## begin Exercise materials
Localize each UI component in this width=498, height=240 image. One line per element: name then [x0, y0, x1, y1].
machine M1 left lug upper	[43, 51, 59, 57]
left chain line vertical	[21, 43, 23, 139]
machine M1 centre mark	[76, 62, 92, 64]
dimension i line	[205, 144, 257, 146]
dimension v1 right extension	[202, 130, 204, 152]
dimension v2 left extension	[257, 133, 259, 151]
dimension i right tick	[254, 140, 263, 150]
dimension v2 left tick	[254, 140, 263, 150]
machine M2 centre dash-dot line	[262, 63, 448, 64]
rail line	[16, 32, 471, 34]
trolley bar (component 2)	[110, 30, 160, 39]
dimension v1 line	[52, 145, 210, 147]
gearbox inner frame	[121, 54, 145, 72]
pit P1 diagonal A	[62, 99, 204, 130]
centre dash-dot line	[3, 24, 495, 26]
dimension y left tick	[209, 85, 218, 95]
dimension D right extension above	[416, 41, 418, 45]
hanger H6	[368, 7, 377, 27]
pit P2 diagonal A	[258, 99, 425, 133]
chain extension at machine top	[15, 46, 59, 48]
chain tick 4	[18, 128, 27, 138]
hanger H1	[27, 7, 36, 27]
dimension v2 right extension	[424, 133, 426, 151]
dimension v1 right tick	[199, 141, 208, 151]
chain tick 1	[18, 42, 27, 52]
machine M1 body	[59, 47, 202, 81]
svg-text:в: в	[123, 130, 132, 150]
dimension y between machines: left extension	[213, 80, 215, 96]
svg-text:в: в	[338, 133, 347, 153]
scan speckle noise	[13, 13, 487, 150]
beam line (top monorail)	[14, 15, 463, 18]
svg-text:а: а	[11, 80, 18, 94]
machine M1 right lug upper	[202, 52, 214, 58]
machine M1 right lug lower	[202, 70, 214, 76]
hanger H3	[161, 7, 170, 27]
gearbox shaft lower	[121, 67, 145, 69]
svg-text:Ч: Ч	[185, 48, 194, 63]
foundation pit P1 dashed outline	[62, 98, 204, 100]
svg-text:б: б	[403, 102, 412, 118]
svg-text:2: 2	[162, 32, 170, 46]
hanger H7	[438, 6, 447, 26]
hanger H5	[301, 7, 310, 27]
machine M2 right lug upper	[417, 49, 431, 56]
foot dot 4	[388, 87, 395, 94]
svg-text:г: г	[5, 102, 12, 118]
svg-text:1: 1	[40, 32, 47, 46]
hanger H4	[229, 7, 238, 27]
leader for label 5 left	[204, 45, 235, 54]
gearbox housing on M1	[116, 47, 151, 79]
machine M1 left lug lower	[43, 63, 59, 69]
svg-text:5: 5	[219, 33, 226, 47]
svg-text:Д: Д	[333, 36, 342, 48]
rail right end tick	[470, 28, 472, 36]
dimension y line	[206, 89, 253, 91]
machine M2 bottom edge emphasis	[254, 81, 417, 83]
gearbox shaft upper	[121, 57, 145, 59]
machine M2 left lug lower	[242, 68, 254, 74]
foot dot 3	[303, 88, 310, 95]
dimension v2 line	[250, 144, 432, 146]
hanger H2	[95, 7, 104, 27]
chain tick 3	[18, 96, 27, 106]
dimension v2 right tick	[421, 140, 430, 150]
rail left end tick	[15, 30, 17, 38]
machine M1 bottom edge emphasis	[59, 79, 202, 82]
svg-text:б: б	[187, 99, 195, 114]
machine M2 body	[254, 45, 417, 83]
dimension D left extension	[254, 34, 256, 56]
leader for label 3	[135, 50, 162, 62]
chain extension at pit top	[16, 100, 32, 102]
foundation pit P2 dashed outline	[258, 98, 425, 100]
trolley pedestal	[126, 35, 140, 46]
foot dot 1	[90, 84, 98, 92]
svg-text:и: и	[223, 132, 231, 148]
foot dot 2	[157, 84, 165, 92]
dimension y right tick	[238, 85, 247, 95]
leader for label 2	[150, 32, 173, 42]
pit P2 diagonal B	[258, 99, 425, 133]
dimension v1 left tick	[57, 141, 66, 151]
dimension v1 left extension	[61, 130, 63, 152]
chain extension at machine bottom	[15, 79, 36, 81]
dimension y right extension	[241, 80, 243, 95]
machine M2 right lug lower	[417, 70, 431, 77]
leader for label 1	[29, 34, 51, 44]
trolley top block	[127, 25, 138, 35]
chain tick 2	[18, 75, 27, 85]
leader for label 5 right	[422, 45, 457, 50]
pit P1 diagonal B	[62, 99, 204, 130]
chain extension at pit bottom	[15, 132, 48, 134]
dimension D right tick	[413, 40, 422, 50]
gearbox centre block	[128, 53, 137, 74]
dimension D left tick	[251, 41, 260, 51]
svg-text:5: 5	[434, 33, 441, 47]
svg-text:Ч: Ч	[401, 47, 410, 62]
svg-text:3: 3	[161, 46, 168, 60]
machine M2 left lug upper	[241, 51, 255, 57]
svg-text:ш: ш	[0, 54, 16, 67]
## end Exercise materials
* _What you are asked to do_
Please write out the items again, starting with the first line and going on through the line with "130, 204, 152]", changing "dimension" to "measurement" and leaving everything else as it is.

* _Output below_
Localize each UI component in this width=498, height=240 image. One line per element: name then [x0, y0, x1, y1].
machine M1 left lug upper	[43, 51, 59, 57]
left chain line vertical	[21, 43, 23, 139]
machine M1 centre mark	[76, 62, 92, 64]
measurement i line	[205, 144, 257, 146]
measurement v1 right extension	[202, 130, 204, 152]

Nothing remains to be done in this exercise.